── Data ──

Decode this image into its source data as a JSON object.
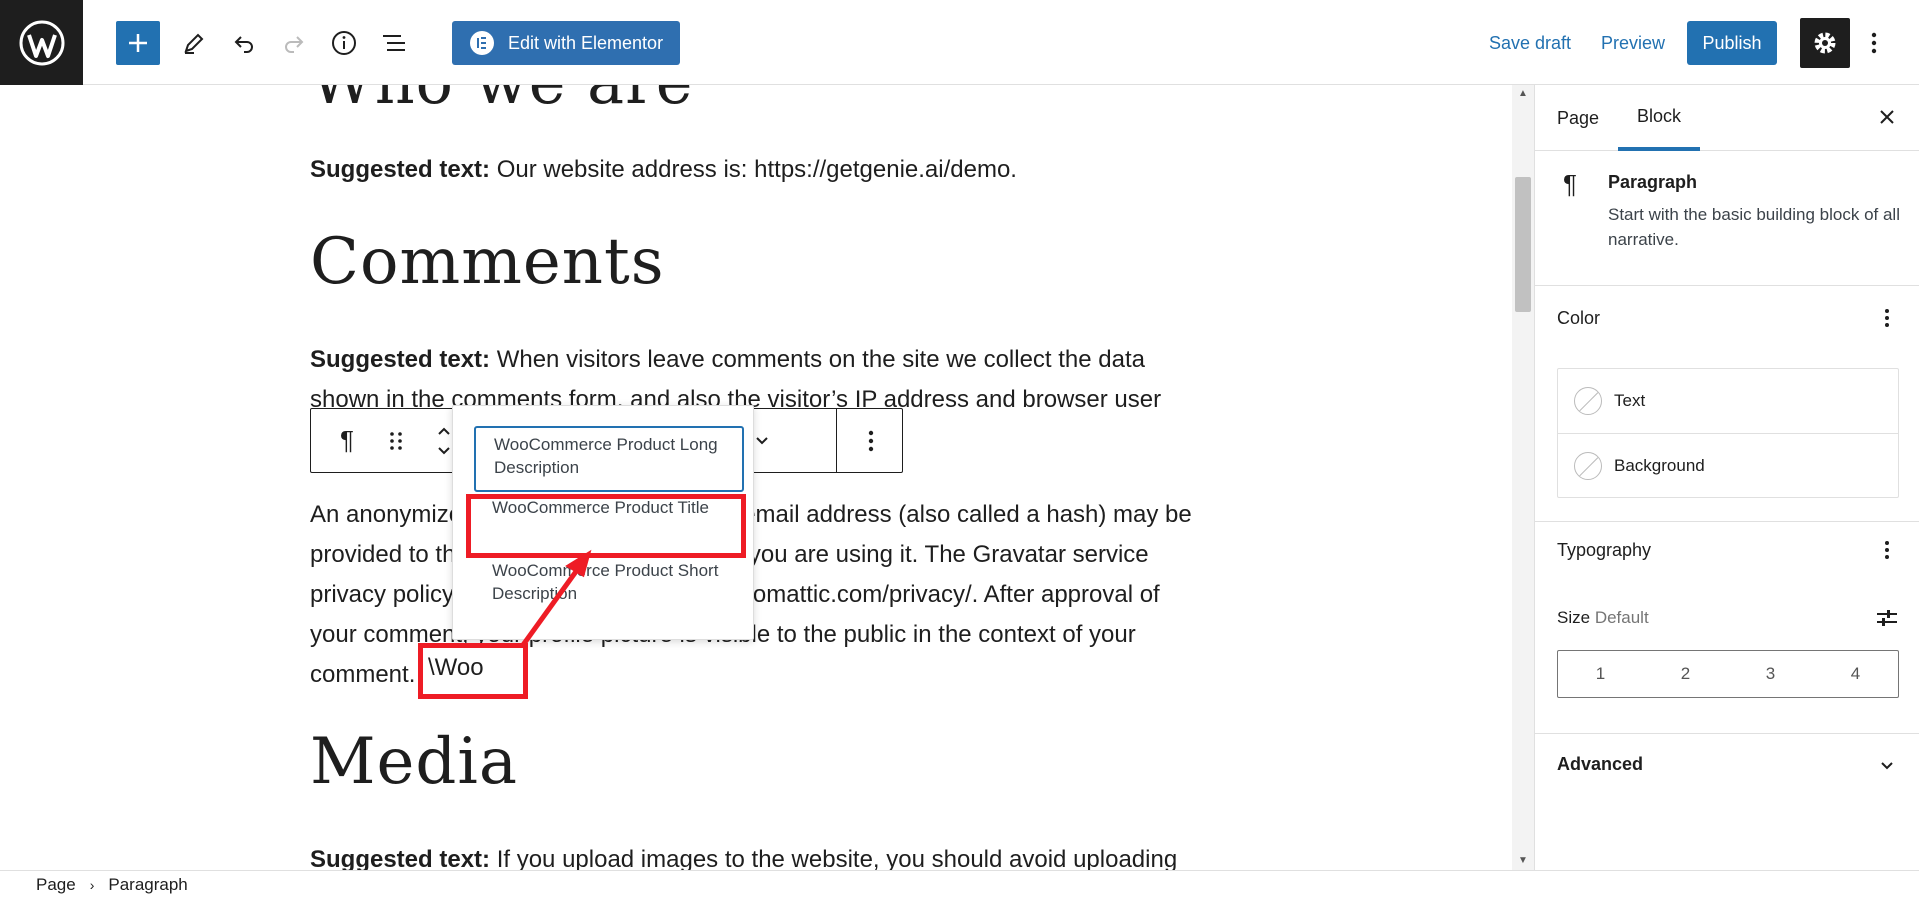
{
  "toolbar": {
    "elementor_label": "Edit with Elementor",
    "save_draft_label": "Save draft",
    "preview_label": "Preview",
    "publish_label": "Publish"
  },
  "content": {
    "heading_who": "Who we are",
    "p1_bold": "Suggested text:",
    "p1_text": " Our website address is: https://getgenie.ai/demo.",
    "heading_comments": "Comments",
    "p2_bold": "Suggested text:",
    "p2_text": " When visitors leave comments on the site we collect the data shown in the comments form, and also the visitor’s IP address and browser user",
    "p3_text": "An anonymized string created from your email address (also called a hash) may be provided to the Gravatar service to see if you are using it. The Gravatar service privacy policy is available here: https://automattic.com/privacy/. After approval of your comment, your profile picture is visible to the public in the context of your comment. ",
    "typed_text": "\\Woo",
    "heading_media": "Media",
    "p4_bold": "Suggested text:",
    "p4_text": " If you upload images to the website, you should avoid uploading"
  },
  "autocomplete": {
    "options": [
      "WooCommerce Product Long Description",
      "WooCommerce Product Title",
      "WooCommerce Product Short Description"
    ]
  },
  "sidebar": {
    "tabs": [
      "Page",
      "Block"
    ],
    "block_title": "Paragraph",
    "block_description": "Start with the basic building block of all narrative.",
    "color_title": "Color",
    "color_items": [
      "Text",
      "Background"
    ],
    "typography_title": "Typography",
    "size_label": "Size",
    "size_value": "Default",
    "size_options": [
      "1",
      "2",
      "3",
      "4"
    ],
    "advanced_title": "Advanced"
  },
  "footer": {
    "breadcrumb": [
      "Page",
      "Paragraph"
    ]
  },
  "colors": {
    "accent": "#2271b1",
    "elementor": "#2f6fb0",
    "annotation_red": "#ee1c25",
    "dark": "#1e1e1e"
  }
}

───
── Data ──

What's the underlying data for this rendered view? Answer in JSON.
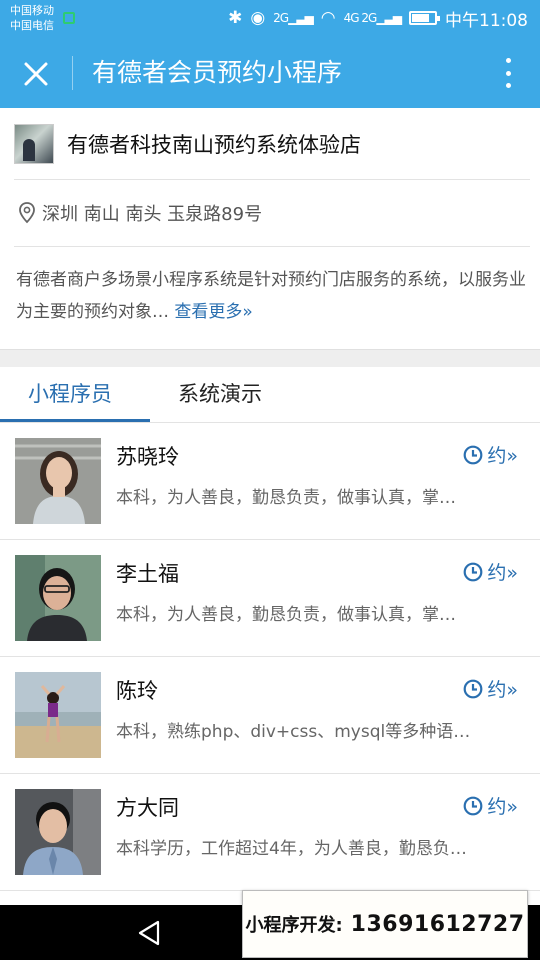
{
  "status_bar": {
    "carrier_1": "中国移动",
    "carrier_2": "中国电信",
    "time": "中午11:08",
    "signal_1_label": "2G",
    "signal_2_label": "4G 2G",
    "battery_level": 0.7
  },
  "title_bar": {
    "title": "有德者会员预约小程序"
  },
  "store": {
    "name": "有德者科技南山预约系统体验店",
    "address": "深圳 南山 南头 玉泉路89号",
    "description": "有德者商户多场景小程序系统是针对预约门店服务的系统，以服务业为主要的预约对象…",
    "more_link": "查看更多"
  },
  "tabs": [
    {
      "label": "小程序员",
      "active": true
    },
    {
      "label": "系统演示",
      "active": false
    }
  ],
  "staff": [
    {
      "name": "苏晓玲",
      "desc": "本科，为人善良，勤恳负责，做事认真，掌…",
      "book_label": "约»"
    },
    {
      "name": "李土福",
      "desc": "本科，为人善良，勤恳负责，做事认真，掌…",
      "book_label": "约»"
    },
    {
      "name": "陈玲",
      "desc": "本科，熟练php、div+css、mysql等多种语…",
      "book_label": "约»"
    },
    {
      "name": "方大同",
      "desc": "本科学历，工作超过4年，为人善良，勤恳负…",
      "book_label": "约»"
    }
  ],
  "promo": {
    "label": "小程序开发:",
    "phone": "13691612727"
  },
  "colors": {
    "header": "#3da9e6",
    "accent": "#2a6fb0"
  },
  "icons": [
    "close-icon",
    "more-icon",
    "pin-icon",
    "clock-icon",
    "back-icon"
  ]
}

───
── Data ──

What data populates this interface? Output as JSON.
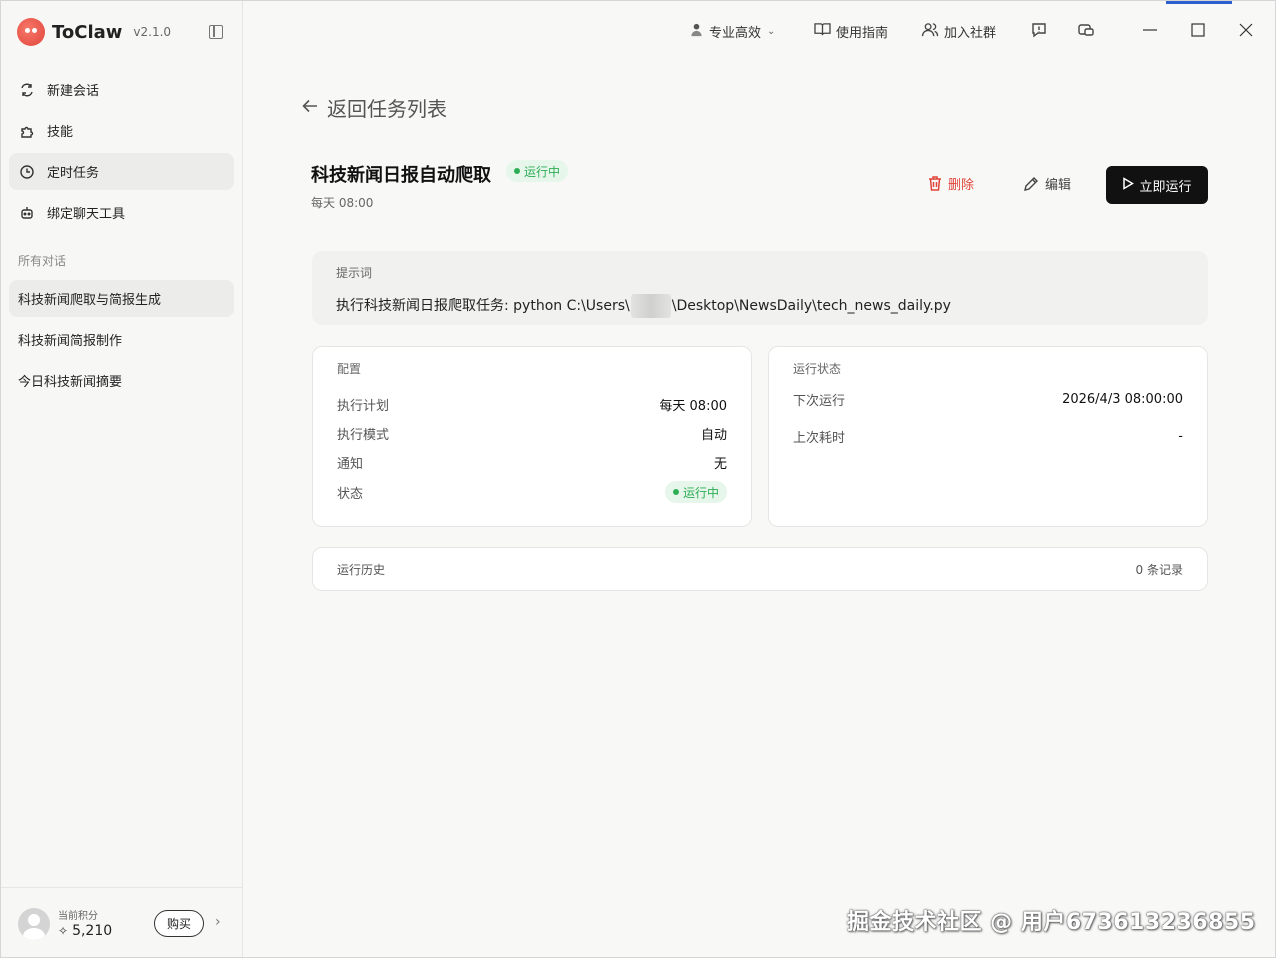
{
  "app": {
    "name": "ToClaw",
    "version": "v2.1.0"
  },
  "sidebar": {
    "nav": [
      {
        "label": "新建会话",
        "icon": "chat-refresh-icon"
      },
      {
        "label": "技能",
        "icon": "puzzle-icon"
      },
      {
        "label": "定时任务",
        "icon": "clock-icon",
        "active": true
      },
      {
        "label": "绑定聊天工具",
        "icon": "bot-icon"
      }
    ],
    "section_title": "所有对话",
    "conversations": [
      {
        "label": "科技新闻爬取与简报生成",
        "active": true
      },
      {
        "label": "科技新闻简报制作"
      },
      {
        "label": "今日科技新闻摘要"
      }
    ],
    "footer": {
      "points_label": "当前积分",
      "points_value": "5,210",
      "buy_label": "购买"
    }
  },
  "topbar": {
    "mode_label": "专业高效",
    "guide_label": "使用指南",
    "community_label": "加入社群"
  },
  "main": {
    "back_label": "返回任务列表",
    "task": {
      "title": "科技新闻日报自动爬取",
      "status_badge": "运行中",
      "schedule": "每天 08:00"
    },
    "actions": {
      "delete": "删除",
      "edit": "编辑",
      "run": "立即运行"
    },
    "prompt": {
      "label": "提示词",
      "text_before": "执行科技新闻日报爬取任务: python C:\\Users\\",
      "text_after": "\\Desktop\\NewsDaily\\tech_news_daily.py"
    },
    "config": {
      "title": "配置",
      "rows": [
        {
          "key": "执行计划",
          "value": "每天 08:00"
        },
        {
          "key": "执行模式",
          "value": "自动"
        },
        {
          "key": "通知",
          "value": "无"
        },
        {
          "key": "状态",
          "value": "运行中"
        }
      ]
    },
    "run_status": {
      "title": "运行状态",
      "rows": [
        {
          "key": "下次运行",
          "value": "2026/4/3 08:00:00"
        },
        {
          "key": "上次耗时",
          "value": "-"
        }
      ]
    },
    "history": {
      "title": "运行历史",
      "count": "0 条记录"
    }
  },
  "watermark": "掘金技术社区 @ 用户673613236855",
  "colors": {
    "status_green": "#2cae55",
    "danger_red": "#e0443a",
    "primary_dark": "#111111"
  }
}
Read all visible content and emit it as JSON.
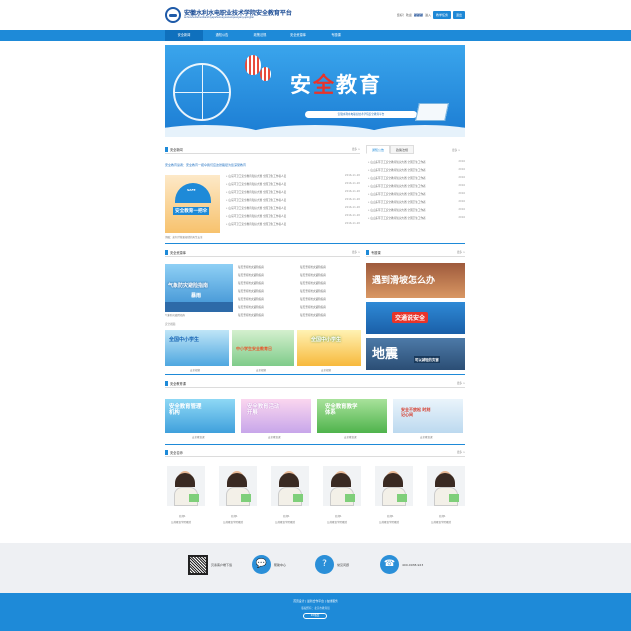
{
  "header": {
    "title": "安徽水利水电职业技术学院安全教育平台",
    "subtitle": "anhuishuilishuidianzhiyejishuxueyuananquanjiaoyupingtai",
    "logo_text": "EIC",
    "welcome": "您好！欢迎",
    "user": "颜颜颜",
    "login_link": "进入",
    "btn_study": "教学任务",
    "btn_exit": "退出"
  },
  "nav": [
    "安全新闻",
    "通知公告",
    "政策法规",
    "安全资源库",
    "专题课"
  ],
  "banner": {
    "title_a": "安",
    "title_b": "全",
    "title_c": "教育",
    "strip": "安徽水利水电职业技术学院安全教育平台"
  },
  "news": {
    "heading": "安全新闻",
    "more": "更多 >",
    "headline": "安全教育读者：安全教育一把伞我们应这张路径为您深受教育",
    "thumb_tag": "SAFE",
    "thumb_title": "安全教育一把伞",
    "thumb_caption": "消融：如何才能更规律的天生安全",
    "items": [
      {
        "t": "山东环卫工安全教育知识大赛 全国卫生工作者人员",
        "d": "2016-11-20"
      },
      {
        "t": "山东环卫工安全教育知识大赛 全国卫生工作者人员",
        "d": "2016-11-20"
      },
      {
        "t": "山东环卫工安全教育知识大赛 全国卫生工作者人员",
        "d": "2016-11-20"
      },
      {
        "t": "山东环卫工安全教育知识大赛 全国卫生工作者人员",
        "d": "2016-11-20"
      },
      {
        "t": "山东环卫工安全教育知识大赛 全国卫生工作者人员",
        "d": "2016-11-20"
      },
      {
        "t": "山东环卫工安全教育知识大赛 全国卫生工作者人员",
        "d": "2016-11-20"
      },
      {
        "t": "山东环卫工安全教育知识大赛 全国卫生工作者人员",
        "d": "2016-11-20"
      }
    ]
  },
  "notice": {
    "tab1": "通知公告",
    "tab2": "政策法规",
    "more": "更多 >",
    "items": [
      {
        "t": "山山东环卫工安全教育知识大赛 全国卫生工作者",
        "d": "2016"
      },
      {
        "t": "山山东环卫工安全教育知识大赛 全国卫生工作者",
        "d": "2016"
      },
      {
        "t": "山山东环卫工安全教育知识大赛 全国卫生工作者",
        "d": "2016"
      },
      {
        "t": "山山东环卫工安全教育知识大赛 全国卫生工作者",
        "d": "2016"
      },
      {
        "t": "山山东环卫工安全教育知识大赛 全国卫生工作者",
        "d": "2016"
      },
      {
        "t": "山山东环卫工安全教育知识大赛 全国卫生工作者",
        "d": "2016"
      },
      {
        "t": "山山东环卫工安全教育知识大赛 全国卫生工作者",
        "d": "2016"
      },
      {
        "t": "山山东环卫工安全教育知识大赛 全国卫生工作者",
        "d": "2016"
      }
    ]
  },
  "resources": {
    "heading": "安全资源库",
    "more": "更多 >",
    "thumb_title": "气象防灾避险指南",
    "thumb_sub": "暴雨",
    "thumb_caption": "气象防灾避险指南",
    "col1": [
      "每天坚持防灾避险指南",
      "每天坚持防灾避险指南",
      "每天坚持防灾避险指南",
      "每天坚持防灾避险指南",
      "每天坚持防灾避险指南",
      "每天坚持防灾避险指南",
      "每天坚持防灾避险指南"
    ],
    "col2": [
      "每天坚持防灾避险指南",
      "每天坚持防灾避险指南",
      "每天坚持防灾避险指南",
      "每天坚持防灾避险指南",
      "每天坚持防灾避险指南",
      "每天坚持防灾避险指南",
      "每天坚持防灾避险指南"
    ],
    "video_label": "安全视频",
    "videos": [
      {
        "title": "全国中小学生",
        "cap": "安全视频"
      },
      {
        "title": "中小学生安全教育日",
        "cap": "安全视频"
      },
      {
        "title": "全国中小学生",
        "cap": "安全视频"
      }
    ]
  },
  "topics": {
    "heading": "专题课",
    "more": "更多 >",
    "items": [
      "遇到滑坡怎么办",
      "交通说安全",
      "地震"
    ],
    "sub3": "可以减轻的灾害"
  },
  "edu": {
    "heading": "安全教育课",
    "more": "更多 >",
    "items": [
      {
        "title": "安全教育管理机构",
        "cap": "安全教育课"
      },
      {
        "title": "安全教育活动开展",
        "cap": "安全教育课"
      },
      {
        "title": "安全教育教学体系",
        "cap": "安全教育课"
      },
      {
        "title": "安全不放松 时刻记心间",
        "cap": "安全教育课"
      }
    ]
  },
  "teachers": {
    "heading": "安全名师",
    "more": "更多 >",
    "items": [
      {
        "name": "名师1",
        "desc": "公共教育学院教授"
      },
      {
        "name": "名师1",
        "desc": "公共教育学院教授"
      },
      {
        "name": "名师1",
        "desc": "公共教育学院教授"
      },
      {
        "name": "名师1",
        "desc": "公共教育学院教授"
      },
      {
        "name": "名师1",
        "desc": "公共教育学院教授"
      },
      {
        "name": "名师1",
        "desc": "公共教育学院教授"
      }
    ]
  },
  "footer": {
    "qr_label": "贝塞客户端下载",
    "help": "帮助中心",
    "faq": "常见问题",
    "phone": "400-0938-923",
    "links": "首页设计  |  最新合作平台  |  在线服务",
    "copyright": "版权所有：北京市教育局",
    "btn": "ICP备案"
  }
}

───

> **Exercise brief**: Each line that contains the string "phone" counts once; report how many such lines the entries have, giving only the number.

> **Complete output**: 2